┌──

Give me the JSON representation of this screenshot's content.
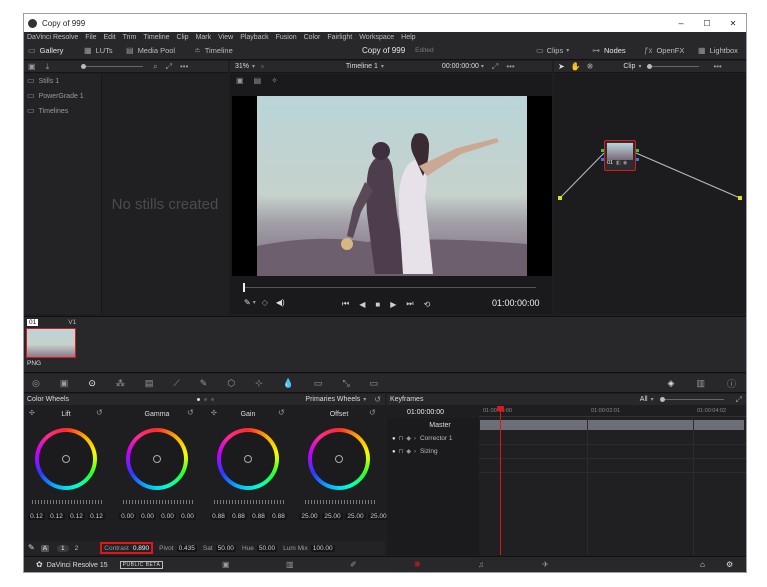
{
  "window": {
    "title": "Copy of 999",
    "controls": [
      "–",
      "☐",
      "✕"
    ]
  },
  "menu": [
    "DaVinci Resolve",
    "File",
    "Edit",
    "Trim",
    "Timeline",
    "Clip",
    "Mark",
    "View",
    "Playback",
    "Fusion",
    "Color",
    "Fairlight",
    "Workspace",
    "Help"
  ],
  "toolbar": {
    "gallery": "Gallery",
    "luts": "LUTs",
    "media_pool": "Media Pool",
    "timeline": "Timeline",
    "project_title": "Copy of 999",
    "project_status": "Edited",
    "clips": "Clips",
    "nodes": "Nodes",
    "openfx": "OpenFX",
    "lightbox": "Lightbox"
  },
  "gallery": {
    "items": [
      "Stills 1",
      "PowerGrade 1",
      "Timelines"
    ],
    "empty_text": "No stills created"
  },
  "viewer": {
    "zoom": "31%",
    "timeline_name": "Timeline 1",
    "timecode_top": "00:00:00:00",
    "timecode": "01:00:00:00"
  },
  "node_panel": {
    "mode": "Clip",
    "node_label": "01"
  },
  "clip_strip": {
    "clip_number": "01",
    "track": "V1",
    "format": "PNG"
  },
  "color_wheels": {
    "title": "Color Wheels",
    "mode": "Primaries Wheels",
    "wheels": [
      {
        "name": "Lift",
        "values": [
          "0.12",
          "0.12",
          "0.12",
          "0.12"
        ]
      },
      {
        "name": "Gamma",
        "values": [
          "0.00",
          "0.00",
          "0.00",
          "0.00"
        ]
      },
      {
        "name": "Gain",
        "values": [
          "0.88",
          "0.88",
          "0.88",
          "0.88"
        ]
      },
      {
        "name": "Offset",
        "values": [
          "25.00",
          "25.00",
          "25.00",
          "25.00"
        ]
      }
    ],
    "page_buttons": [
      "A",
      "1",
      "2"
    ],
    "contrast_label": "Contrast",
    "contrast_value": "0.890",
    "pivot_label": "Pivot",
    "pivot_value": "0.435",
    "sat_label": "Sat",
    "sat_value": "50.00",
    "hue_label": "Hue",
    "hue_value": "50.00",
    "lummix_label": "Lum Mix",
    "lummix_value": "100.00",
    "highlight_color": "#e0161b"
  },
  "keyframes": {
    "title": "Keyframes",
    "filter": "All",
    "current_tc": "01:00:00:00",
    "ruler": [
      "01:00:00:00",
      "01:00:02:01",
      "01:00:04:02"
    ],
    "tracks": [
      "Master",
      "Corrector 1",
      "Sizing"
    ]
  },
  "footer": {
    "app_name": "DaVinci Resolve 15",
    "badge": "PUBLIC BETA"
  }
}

└──

== Written problem ==
Copy all lines from the material that hold "Resolve".

== Output below ==
    "DaVinci Resolve",
    "app_name": "DaVinci Resolve 15",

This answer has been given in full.